* _Work to do_: Which lines hold the word "Limits"? Show each of them.

- - -

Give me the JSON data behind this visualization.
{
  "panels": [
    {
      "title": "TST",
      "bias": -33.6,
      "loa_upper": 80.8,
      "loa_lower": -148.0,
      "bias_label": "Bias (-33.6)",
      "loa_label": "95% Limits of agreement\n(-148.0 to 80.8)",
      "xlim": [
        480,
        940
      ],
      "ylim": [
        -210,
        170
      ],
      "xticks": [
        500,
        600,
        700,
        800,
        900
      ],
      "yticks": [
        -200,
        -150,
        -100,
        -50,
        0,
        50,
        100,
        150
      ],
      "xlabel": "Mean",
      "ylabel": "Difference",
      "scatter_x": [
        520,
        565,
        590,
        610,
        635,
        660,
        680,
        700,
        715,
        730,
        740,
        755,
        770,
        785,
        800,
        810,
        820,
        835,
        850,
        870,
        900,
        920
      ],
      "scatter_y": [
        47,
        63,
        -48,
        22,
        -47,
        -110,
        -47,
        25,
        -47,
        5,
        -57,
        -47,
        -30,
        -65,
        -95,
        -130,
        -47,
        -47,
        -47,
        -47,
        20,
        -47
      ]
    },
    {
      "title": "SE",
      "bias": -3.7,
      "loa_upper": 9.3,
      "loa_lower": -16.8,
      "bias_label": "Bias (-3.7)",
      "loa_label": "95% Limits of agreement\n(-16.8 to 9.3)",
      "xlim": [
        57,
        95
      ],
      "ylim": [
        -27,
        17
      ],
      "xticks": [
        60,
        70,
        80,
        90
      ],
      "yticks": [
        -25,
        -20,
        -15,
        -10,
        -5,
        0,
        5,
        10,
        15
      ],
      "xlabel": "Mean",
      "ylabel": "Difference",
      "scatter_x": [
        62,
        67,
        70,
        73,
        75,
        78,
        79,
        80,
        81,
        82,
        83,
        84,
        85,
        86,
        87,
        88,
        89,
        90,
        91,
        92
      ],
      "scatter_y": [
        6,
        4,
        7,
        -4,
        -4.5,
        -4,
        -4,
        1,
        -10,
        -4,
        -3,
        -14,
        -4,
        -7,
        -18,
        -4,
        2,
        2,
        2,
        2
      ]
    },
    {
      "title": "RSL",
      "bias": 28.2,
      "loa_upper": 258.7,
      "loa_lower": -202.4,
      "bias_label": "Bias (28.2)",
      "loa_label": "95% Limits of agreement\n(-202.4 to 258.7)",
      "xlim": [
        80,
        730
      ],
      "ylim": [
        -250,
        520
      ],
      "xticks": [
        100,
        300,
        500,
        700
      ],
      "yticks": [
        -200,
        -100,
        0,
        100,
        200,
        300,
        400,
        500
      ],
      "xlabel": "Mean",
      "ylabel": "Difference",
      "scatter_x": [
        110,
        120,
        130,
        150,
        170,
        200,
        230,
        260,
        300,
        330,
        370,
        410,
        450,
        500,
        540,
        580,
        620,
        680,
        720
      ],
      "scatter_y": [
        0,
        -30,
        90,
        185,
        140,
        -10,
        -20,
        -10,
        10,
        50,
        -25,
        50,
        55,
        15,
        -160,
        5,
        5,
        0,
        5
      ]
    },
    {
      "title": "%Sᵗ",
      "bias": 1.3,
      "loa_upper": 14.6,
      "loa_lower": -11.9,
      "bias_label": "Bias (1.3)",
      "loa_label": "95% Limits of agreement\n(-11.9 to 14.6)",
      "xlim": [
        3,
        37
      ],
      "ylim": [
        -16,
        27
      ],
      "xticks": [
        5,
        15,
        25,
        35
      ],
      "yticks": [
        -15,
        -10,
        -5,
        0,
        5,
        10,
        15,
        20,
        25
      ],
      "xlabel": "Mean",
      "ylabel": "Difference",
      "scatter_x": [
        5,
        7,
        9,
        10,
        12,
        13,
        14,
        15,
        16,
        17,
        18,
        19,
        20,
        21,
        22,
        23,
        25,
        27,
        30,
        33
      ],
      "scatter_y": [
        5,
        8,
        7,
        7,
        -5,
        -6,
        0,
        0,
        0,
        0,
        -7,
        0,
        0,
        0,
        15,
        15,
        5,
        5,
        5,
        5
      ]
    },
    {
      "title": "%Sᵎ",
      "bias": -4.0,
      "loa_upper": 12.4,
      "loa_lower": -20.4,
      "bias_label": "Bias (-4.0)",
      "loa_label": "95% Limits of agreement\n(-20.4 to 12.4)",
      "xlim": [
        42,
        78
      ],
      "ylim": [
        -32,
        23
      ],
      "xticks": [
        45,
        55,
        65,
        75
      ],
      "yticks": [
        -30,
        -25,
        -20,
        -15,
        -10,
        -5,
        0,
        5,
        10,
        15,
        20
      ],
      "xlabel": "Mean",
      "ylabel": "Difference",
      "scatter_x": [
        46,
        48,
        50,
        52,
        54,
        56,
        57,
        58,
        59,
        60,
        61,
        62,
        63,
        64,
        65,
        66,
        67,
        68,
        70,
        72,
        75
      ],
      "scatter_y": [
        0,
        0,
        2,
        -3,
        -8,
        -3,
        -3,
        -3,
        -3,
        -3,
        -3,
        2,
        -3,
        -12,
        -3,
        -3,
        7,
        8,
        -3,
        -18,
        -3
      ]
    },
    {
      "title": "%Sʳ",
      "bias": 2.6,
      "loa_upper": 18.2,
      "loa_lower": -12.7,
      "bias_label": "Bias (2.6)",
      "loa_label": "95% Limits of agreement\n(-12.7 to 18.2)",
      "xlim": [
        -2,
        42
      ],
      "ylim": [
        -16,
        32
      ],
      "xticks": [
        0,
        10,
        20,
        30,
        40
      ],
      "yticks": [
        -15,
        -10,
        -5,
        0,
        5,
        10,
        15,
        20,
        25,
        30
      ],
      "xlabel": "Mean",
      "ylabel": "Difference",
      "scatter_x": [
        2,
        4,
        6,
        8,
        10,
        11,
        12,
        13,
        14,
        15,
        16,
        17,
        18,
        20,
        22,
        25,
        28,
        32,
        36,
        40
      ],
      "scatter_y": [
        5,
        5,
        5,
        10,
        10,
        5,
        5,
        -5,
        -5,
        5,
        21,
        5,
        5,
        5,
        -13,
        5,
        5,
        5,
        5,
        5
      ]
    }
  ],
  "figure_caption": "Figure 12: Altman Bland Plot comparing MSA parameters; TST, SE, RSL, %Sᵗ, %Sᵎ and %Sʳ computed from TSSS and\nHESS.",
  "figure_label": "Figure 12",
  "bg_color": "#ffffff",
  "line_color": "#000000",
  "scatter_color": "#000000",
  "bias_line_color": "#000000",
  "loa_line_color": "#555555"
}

- - -

* _Final result_:
      "loa_label": "95% Limits of agreement\n(-148.0 to 80.8)",
      "loa_label": "95% Limits of agreement\n(-16.8 to 9.3)",
      "loa_label": "95% Limits of agreement\n(-202.4 to 258.7)",
      "loa_label": "95% Limits of agreement\n(-11.9 to 14.6)",
      "loa_label": "95% Limits of agreement\n(-20.4 to 12.4)",
      "loa_label": "95% Limits of agreement\n(-12.7 to 18.2)",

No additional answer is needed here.